━━━━━ STORED ROWS ━━━━━
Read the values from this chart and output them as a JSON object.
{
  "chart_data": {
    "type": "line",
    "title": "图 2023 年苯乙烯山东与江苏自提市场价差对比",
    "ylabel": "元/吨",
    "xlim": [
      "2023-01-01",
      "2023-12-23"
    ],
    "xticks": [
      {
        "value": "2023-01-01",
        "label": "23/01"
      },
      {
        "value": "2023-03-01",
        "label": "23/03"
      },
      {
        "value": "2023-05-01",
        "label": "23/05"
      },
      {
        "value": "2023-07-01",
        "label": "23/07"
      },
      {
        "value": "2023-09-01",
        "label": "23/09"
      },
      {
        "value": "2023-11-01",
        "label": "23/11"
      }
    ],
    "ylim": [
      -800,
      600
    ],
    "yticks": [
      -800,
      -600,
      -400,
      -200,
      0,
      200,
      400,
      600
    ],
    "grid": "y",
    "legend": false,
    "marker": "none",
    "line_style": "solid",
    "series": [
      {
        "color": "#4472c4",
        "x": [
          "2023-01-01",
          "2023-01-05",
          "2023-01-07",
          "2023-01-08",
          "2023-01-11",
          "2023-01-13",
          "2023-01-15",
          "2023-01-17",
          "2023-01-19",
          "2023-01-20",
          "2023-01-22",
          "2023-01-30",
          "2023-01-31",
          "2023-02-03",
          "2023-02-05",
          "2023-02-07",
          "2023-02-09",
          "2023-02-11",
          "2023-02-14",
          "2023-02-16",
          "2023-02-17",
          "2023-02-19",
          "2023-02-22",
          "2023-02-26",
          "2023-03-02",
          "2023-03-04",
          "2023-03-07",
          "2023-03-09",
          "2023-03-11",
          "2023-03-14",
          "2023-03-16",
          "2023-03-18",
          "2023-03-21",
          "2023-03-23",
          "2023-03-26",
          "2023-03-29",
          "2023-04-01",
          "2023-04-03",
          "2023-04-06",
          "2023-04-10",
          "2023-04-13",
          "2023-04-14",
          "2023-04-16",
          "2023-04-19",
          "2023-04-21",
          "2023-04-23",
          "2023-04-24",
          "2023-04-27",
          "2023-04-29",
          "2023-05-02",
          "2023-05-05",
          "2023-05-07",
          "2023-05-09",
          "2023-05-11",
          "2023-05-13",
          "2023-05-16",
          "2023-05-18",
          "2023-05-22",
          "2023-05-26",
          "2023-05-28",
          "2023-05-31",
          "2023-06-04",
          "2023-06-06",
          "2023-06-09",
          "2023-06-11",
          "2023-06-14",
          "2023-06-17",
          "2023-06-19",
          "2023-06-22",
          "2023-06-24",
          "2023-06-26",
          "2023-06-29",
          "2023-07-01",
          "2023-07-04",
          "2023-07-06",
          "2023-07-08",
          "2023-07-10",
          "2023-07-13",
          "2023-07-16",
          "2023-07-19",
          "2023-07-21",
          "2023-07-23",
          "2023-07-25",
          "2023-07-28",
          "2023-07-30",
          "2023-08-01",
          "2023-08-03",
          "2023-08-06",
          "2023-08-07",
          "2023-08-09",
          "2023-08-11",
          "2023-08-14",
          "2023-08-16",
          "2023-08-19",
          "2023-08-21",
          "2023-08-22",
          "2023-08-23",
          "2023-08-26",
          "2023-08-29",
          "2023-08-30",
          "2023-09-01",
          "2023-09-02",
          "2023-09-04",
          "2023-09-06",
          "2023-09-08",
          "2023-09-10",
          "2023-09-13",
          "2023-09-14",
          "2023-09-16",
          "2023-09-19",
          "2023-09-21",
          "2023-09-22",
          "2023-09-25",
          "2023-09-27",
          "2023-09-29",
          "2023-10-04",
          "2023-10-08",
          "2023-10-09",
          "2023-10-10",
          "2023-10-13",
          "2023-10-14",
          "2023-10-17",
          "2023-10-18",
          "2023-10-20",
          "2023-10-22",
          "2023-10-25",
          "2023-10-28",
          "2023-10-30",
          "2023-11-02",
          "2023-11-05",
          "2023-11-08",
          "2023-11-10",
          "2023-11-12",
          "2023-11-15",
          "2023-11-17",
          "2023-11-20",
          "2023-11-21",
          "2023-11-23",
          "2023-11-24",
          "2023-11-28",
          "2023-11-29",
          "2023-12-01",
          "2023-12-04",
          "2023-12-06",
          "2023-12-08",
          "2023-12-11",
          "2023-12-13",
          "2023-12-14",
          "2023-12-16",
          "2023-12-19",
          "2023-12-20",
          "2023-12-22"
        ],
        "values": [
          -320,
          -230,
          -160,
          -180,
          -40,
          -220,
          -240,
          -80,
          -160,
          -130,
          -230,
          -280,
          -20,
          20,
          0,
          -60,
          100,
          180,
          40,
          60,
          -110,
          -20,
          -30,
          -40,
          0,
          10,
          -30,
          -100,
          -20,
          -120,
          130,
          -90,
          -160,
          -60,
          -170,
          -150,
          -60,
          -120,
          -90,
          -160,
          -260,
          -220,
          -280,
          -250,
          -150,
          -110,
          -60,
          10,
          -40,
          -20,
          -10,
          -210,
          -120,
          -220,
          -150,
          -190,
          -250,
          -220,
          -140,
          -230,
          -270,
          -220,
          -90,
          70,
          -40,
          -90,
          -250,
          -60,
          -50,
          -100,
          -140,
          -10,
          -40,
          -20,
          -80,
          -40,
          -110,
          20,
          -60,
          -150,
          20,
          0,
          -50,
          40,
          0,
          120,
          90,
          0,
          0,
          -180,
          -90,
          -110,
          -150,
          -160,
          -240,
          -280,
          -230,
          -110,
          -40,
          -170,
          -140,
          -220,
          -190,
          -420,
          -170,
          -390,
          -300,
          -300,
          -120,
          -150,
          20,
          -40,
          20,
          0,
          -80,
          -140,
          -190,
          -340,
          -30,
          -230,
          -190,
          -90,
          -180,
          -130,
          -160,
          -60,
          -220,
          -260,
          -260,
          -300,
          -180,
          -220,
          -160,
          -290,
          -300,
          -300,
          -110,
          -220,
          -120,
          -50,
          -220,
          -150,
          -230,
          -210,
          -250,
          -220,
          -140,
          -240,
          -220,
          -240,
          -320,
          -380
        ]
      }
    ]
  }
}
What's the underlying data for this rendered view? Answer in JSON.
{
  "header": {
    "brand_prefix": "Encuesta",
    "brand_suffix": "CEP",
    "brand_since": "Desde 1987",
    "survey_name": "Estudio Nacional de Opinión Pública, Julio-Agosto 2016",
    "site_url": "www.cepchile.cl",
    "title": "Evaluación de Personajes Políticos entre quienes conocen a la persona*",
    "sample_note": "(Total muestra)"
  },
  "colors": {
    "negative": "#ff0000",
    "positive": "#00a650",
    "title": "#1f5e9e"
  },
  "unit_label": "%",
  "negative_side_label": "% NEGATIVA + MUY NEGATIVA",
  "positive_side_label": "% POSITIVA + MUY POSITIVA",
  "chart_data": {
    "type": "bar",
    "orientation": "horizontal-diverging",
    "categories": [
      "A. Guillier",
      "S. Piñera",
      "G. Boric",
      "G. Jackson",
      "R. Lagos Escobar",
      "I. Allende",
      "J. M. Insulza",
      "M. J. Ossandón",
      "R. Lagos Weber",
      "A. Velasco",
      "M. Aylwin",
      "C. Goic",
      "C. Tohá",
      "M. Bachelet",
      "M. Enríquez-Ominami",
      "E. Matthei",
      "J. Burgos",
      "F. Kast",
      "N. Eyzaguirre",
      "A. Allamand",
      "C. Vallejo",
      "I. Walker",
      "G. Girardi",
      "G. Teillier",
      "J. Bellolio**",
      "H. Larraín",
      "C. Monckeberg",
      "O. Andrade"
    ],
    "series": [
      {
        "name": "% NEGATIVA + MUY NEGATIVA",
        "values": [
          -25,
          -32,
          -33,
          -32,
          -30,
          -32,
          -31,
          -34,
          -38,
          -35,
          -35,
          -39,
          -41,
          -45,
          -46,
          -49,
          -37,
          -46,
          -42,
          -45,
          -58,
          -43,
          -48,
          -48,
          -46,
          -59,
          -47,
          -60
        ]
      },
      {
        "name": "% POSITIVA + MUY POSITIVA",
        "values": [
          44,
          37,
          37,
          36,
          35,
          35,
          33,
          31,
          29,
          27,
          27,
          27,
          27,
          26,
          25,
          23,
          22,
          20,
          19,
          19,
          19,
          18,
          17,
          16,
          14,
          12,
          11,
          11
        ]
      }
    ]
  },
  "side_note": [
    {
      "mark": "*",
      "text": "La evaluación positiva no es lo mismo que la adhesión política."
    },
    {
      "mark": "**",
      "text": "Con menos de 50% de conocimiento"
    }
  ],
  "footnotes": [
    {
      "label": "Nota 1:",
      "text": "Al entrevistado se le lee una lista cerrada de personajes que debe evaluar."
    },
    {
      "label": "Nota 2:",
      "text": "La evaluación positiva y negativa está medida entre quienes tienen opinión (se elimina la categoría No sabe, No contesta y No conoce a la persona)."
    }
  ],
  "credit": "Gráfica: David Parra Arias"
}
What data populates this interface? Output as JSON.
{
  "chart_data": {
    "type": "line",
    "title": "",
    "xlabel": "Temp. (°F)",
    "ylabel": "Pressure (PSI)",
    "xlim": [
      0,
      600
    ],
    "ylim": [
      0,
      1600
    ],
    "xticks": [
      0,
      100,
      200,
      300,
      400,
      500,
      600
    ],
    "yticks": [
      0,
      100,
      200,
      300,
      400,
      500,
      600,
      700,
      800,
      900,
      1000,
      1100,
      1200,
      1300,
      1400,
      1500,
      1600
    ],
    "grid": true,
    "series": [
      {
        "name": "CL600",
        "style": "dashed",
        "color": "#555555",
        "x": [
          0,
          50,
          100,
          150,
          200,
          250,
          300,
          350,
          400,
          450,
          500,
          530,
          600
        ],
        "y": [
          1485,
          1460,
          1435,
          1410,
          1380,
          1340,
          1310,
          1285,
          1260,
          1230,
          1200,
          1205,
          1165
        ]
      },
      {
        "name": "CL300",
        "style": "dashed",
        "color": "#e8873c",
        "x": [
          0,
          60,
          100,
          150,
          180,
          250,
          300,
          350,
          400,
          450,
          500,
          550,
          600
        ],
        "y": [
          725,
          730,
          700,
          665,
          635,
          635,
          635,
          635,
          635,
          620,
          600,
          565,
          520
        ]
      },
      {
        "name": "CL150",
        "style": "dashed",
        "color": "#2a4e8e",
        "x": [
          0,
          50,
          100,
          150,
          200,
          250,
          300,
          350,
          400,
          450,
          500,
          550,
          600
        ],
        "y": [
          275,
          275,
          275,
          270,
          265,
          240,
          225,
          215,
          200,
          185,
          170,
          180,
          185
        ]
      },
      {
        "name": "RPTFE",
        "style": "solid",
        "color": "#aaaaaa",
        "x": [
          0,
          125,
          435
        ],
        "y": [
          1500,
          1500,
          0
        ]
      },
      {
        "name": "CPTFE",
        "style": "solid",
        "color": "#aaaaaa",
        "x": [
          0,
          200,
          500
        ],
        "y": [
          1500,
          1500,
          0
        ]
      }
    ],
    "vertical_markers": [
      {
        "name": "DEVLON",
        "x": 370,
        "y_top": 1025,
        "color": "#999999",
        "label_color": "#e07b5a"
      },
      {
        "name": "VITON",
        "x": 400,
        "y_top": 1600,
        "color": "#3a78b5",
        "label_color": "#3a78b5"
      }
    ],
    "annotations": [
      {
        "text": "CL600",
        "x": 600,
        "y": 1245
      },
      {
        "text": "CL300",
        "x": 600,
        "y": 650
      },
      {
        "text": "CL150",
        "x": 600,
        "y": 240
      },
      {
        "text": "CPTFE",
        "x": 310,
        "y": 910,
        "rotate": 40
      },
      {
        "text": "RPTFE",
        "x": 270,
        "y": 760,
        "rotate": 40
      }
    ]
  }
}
━━━━━
DIRECTIVE :: Locate all lines in the listing above with the word "title". Copy them.

RESPONSE ::
    "title": "图 2023 年苯乙烯山东与江苏自提市场价差对比",
    "title": "Evaluación de Personajes Políticos entre quienes conocen a la persona*",
    "title": "#1f5e9e"
    "title": "",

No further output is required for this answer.